• _Task goal_
Every line of the listing must be reproduced as it stands. Leave the images behind.

=====

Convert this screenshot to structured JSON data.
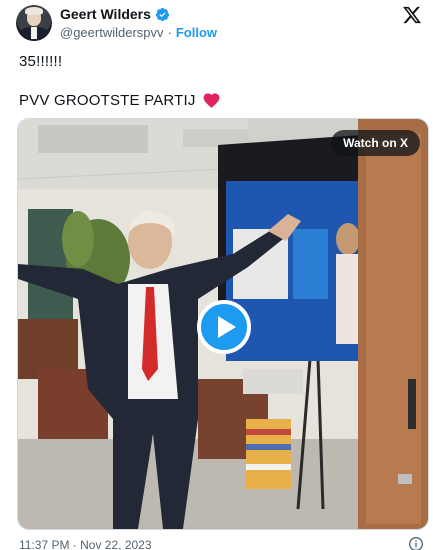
{
  "author": {
    "name": "Geert Wilders",
    "handle": "@geertwilderspvv",
    "separator": "·",
    "follow_label": "Follow",
    "verified_icon": "verified-badge-icon"
  },
  "tweet": {
    "line1": "35!!!!!!",
    "line2": "PVV GROOTSTE PARTIJ",
    "emoji": "red-heart-icon"
  },
  "media": {
    "watch_label": "Watch on X",
    "play_icon": "play-icon"
  },
  "footer": {
    "timestamp": "11:37 PM · Nov 22, 2023"
  },
  "colors": {
    "accent": "#1d9bf0",
    "heart": "#e0245e",
    "text": "#0f1419",
    "muted": "#536471"
  }
}
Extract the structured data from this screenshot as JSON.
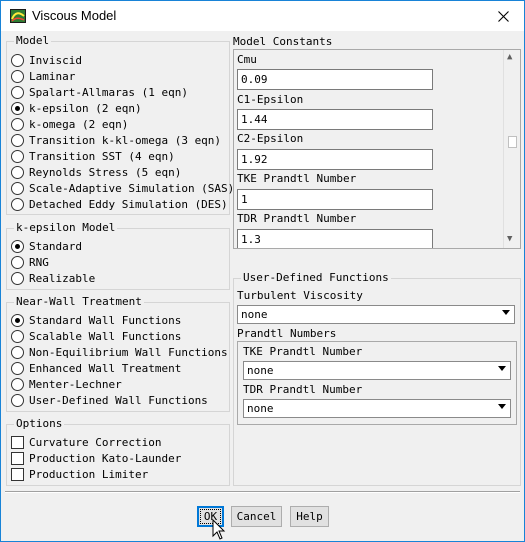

=====

• _Solution to the problem_
Convert this screenshot to structured JSON data.
{
  "author": {
    "name": "Geert Wilders",
    "handle": "@geertwilderspvv",
    "separator": "·",
    "follow_label": "Follow",
    "verified_icon": "verified-badge-icon"
  },
  "tweet": {
    "line1": "35!!!!!!",
    "line2": "PVV GROOTSTE PARTIJ",
    "emoji": "red-heart-icon"
  },
  "media": {
    "watch_label": "Watch on X",
    "play_icon": "play-icon"
  },
  "footer": {
    "timestamp": "11:37 PM · Nov 22, 2023"
  },
  "colors": {
    "accent": "#1d9bf0",
    "heart": "#e0245e",
    "text": "#0f1419",
    "muted": "#536471"
  }
}
Extract the structured data from this screenshot as JSON.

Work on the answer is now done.